▶ **WHAT IS EXPECTED**: Find the number of lines below in which the word "marker" appears, and write that number only.

EXCERPTED RECORDS: Begin

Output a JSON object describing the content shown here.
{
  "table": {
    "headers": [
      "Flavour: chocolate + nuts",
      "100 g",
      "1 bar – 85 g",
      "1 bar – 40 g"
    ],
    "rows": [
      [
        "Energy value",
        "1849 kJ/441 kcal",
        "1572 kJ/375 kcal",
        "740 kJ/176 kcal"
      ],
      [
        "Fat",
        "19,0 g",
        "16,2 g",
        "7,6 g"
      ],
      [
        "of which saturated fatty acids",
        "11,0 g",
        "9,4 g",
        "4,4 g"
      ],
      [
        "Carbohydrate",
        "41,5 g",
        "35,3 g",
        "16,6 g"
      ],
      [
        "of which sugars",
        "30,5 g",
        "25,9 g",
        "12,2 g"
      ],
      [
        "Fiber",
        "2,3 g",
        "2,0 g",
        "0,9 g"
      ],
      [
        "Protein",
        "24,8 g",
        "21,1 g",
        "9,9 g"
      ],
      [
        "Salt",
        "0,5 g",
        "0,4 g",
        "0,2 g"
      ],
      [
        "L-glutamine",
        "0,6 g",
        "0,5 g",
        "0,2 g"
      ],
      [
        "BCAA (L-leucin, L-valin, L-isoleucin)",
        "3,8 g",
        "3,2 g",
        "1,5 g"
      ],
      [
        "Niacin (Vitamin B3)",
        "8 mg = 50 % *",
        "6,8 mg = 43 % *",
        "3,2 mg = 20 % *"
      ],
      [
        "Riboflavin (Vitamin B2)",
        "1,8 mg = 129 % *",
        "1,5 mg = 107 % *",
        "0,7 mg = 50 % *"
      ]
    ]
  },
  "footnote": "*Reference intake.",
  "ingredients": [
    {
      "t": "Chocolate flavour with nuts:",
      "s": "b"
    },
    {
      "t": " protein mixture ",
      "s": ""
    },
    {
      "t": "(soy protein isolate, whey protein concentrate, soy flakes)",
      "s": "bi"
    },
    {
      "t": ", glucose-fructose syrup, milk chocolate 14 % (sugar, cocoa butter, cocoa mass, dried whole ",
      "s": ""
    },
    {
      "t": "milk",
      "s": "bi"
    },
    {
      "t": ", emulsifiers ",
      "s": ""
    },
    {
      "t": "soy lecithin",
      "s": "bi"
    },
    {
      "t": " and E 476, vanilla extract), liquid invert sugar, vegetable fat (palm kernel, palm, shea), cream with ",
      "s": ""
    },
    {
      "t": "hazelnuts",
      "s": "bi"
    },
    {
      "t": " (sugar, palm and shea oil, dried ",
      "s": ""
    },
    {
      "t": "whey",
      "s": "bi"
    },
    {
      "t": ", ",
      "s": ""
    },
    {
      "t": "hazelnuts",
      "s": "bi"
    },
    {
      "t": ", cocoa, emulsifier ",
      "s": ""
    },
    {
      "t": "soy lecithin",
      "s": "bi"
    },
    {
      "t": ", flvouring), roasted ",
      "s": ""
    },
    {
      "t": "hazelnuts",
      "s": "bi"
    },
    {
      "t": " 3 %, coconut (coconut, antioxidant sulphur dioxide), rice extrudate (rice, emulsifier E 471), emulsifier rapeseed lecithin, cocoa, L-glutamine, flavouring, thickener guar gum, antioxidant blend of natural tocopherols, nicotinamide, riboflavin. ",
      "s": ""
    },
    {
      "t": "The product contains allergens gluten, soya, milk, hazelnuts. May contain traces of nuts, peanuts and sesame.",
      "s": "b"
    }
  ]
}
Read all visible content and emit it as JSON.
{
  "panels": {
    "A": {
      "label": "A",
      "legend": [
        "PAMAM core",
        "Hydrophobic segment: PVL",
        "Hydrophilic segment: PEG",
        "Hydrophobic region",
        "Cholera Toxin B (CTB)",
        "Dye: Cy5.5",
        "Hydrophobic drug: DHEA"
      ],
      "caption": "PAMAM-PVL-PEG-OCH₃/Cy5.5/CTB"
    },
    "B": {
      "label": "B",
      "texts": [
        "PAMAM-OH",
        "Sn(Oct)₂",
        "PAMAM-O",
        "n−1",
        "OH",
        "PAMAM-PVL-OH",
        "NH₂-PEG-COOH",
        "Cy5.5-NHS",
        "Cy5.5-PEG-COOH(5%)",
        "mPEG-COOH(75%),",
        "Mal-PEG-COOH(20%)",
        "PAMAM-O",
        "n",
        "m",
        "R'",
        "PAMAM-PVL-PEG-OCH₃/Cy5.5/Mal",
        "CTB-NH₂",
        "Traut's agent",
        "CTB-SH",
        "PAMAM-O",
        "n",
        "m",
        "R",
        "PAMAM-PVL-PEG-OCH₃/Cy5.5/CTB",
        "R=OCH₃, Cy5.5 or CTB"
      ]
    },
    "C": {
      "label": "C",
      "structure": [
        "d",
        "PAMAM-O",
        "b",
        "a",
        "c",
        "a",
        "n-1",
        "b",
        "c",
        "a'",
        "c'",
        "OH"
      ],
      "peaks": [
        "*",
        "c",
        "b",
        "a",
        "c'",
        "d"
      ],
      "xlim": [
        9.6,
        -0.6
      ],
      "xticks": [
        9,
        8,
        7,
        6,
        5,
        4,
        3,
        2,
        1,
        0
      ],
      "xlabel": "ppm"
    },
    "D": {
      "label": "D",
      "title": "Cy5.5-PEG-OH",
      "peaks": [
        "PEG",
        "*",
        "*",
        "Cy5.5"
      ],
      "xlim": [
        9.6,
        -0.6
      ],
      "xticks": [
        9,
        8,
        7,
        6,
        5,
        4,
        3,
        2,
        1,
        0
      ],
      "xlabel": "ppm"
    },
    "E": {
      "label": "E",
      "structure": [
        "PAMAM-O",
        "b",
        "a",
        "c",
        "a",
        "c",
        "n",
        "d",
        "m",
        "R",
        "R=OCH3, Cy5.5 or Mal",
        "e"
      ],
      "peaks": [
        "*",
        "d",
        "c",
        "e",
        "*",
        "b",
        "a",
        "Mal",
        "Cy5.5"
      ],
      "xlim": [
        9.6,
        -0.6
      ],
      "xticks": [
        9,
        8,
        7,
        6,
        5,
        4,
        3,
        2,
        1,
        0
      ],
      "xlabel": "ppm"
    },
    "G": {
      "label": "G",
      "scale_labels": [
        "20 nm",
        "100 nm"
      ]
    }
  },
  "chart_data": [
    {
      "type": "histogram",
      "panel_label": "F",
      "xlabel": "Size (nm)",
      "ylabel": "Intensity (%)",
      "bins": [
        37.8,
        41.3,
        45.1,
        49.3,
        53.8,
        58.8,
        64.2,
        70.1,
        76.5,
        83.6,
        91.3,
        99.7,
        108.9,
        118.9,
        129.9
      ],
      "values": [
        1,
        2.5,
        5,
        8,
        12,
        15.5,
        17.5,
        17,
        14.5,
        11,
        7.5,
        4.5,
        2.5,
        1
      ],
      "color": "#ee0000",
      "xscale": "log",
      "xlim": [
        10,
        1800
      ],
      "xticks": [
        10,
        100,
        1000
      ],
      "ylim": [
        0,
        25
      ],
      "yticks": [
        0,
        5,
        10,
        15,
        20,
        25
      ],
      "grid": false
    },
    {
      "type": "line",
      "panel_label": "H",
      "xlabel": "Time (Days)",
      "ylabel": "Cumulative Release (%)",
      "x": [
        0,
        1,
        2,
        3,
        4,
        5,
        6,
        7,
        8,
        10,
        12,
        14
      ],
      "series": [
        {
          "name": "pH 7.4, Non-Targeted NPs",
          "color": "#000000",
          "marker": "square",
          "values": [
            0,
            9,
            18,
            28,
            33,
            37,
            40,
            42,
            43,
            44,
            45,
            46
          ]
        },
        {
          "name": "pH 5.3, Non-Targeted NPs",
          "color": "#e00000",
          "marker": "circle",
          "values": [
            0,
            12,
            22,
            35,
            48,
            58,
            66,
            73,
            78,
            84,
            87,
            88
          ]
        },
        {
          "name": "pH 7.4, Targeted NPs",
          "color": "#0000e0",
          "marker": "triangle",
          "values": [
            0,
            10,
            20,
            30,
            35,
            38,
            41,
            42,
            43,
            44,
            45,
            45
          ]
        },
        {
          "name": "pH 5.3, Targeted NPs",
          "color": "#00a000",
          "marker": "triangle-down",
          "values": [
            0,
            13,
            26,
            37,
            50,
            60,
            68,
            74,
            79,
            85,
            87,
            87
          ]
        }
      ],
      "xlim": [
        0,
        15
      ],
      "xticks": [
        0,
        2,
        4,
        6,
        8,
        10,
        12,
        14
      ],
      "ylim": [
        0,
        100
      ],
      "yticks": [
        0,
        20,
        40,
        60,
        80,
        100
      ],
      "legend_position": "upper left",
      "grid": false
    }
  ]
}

EXCERPTED RECORDS: End

▶ **ANSWER AREA**: 4